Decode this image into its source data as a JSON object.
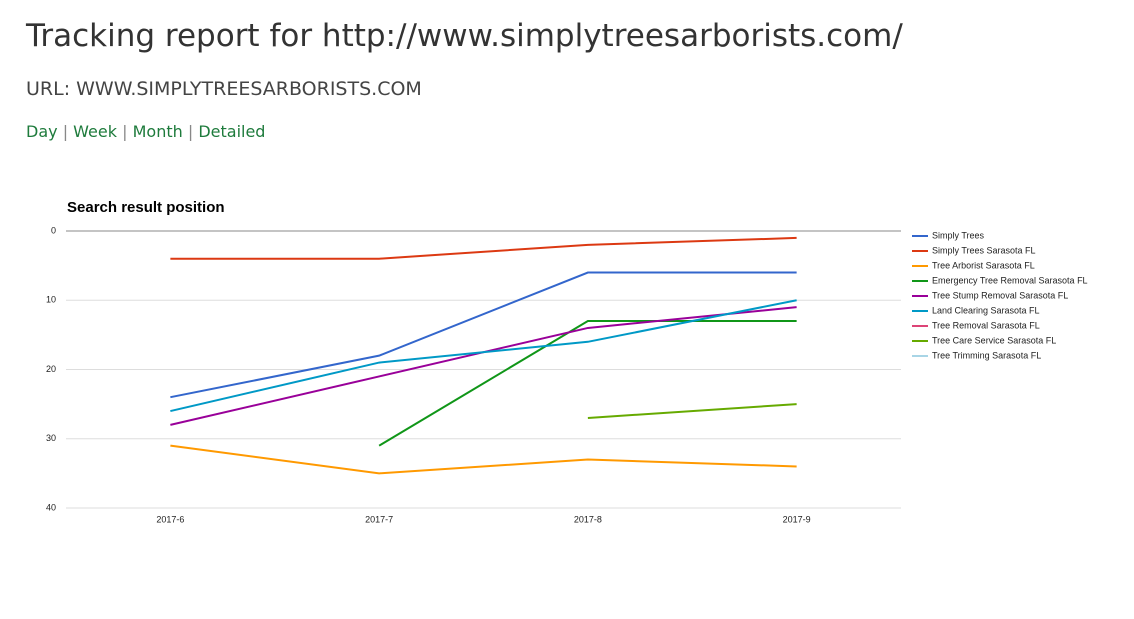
{
  "header": {
    "title": "Tracking report for http://www.simplytreesarborists.com/",
    "url_label": "URL: WWW.SIMPLYTREESARBORISTS.COM"
  },
  "nav": {
    "links": [
      "Day",
      "Week",
      "Month",
      "Detailed"
    ],
    "separator": "|"
  },
  "chart_data": {
    "type": "line",
    "title": "Search result position",
    "categories": [
      "2017-6",
      "2017-7",
      "2017-8",
      "2017-9"
    ],
    "ylim": [
      0,
      40
    ],
    "yticks": [
      0,
      10,
      20,
      30,
      40
    ],
    "y_reversed": true,
    "grid": true,
    "legend": "right",
    "series": [
      {
        "name": "Simply Trees",
        "color": "#3366cc",
        "values": [
          24,
          18,
          6,
          6
        ]
      },
      {
        "name": "Simply Trees Sarasota FL",
        "color": "#dc3912",
        "values": [
          4,
          4,
          2,
          1
        ]
      },
      {
        "name": "Tree Arborist Sarasota FL",
        "color": "#ff9900",
        "values": [
          31,
          35,
          33,
          34
        ]
      },
      {
        "name": "Emergency Tree Removal Sarasota FL",
        "color": "#109618",
        "values": [
          null,
          31,
          13,
          13
        ]
      },
      {
        "name": "Tree Stump Removal Sarasota FL",
        "color": "#990099",
        "values": [
          28,
          21,
          14,
          11
        ]
      },
      {
        "name": "Land Clearing Sarasota FL",
        "color": "#0099c6",
        "values": [
          26,
          19,
          16,
          10
        ]
      },
      {
        "name": "Tree Removal Sarasota FL",
        "color": "#dd4477",
        "values": [
          null,
          null,
          null,
          null
        ]
      },
      {
        "name": "Tree Care Service Sarasota FL",
        "color": "#66aa00",
        "values": [
          null,
          null,
          27,
          25
        ]
      },
      {
        "name": "Tree Trimming Sarasota FL",
        "color": "#a8d5e6",
        "values": [
          null,
          null,
          null,
          null
        ]
      }
    ]
  }
}
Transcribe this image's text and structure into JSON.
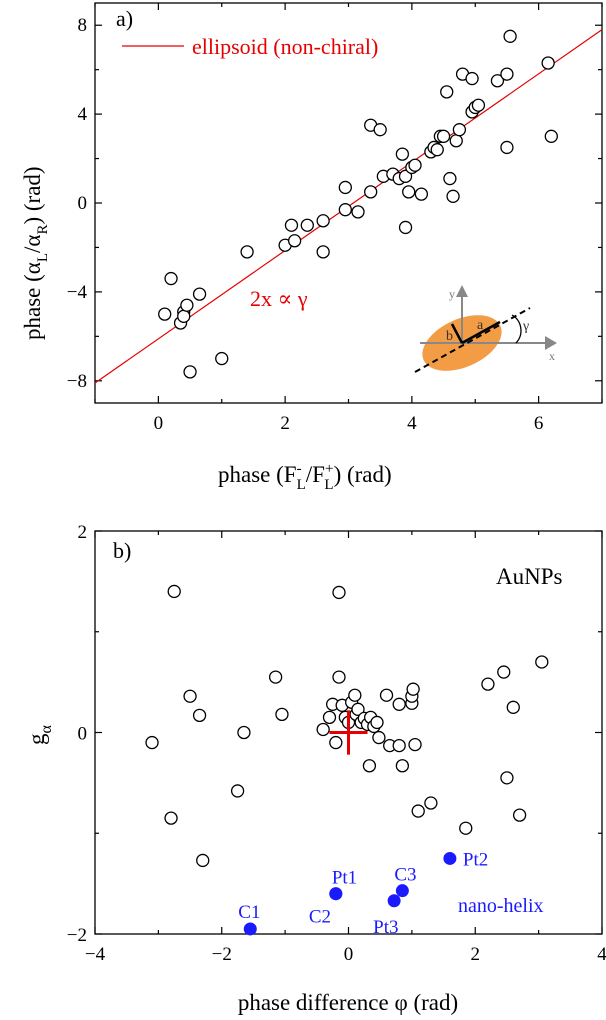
{
  "chart_data": [
    {
      "type": "scatter",
      "panel_label": "a)",
      "xlabel": {
        "pre": "phase (F",
        "sup1": "-",
        "sub1": "L",
        "mid": "/F",
        "sup2": "+",
        "sub2": "L",
        "post": ") (rad)"
      },
      "ylabel": {
        "pre": "phase (α",
        "sub1": "L",
        "mid": "/α",
        "sub2": "R",
        "post": ") (rad)"
      },
      "xlim": [
        -1,
        7
      ],
      "ylim": [
        -9,
        9
      ],
      "xticks": [
        0,
        2,
        4,
        6
      ],
      "xtick_labels": [
        "0",
        "2",
        "4",
        "6"
      ],
      "yticks": [
        -8,
        -4,
        0,
        4,
        8
      ],
      "ytick_labels": [
        "−8",
        "−4",
        "0",
        "4",
        "8"
      ],
      "legend": {
        "location": "top-left",
        "entries": [
          {
            "label": "ellipsoid (non-chiral)",
            "color": "#e60000",
            "marker": "line"
          }
        ]
      },
      "annotation": "2x ∝ γ",
      "fit_line": {
        "color": "#e60000",
        "x": [
          -1,
          7
        ],
        "y": [
          -8.1,
          7.8
        ]
      },
      "inset": {
        "label_y": "y",
        "label_x": "x",
        "label_a": "a",
        "label_b": "b",
        "label_gamma": "γ",
        "ellipse_color": "#f29c46",
        "axis_color": "#888888"
      },
      "points": [
        [
          0.1,
          -5.0
        ],
        [
          0.2,
          -3.4
        ],
        [
          0.35,
          -5.4
        ],
        [
          0.4,
          -4.9
        ],
        [
          0.4,
          -5.1
        ],
        [
          0.45,
          -4.6
        ],
        [
          0.5,
          -7.6
        ],
        [
          0.65,
          -4.1
        ],
        [
          1.0,
          -7.0
        ],
        [
          1.4,
          -2.2
        ],
        [
          2.0,
          -1.9
        ],
        [
          2.1,
          -1.0
        ],
        [
          2.15,
          -1.7
        ],
        [
          2.35,
          -1.0
        ],
        [
          2.6,
          -2.2
        ],
        [
          2.6,
          -0.8
        ],
        [
          2.95,
          -0.3
        ],
        [
          2.95,
          0.7
        ],
        [
          3.15,
          -0.4
        ],
        [
          3.35,
          0.5
        ],
        [
          3.35,
          3.5
        ],
        [
          3.5,
          3.3
        ],
        [
          3.55,
          1.2
        ],
        [
          3.7,
          1.3
        ],
        [
          3.8,
          1.1
        ],
        [
          3.85,
          2.2
        ],
        [
          3.9,
          1.2
        ],
        [
          3.9,
          -1.1
        ],
        [
          3.95,
          0.5
        ],
        [
          4.0,
          1.6
        ],
        [
          4.05,
          1.7
        ],
        [
          4.15,
          0.4
        ],
        [
          4.3,
          2.3
        ],
        [
          4.35,
          2.5
        ],
        [
          4.4,
          2.4
        ],
        [
          4.45,
          3.0
        ],
        [
          4.5,
          3.0
        ],
        [
          4.55,
          5.0
        ],
        [
          4.6,
          1.1
        ],
        [
          4.65,
          0.3
        ],
        [
          4.7,
          2.8
        ],
        [
          4.75,
          3.3
        ],
        [
          4.8,
          5.8
        ],
        [
          4.95,
          4.1
        ],
        [
          4.95,
          5.6
        ],
        [
          5.0,
          4.3
        ],
        [
          5.05,
          4.4
        ],
        [
          5.35,
          5.5
        ],
        [
          5.5,
          2.5
        ],
        [
          5.5,
          5.8
        ],
        [
          5.55,
          7.5
        ],
        [
          6.15,
          6.3
        ],
        [
          6.2,
          3.0
        ]
      ]
    },
    {
      "type": "scatter",
      "panel_label": "b)",
      "xlabel": "phase difference φ (rad)",
      "ylabel": {
        "base": "g",
        "sub": "α"
      },
      "xlim": [
        -4,
        4
      ],
      "ylim": [
        -2,
        2
      ],
      "xticks": [
        -4,
        -2,
        0,
        2,
        4
      ],
      "xtick_labels": [
        "−4",
        "−2",
        "0",
        "2",
        "4"
      ],
      "yticks": [
        -2,
        0,
        2
      ],
      "ytick_labels": [
        "−2",
        "0",
        "2"
      ],
      "annotations": {
        "top_right": "AuNPs",
        "bottom_right": "nano-helix"
      },
      "error_cross": {
        "x": 0,
        "y": 0,
        "xerr": 0.3,
        "yerr": 0.22,
        "color": "#e60000"
      },
      "points": [
        [
          -3.1,
          -0.1
        ],
        [
          -2.8,
          -0.85
        ],
        [
          -2.75,
          1.4
        ],
        [
          -2.5,
          0.36
        ],
        [
          -2.3,
          -1.27
        ],
        [
          -2.35,
          0.17
        ],
        [
          -1.75,
          -0.58
        ],
        [
          -1.65,
          0.0
        ],
        [
          -1.15,
          0.55
        ],
        [
          -1.05,
          0.18
        ],
        [
          -0.4,
          0.03
        ],
        [
          -0.3,
          0.15
        ],
        [
          -0.25,
          0.28
        ],
        [
          -0.2,
          -0.1
        ],
        [
          -0.15,
          1.39
        ],
        [
          -0.15,
          0.55
        ],
        [
          -0.1,
          0.27
        ],
        [
          -0.05,
          0.15
        ],
        [
          0.0,
          0.1
        ],
        [
          0.05,
          0.3
        ],
        [
          0.1,
          0.37
        ],
        [
          0.12,
          0.18
        ],
        [
          0.15,
          0.23
        ],
        [
          0.2,
          0.1
        ],
        [
          0.25,
          0.14
        ],
        [
          0.3,
          0.08
        ],
        [
          0.33,
          -0.33
        ],
        [
          0.35,
          0.15
        ],
        [
          0.4,
          0.06
        ],
        [
          0.45,
          0.1
        ],
        [
          0.48,
          -0.05
        ],
        [
          0.6,
          0.37
        ],
        [
          0.65,
          -0.13
        ],
        [
          0.8,
          0.28
        ],
        [
          0.8,
          -0.13
        ],
        [
          0.85,
          -0.33
        ],
        [
          1.0,
          0.29
        ],
        [
          1.0,
          0.36
        ],
        [
          1.02,
          0.43
        ],
        [
          1.05,
          -0.12
        ],
        [
          1.1,
          -0.78
        ],
        [
          1.3,
          -0.7
        ],
        [
          1.85,
          -0.95
        ],
        [
          2.2,
          0.48
        ],
        [
          2.45,
          0.6
        ],
        [
          2.5,
          -0.45
        ],
        [
          2.6,
          0.25
        ],
        [
          2.7,
          -0.82
        ],
        [
          3.05,
          0.7
        ]
      ],
      "highlighted": [
        {
          "label": "C1",
          "x": -1.55,
          "y": -1.95,
          "color": "#1a1aff"
        },
        {
          "label": "C2",
          "x": -0.2,
          "y": -1.6,
          "color": "#1a1aff"
        },
        {
          "label": "Pt1",
          "x": -0.2,
          "y": -1.6,
          "color": "#1a1aff"
        },
        {
          "label": "Pt3",
          "x": 0.72,
          "y": -1.67,
          "color": "#1a1aff"
        },
        {
          "label": "C3",
          "x": 0.85,
          "y": -1.57,
          "color": "#1a1aff"
        },
        {
          "label": "Pt2",
          "x": 1.6,
          "y": -1.25,
          "color": "#1a1aff"
        }
      ]
    }
  ]
}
::::
Look over the material above and show each line where "title" appears.

The result:
    "title": "Tracking report for http://www.simplytreesarborists.com/",
    "title": "Search result position",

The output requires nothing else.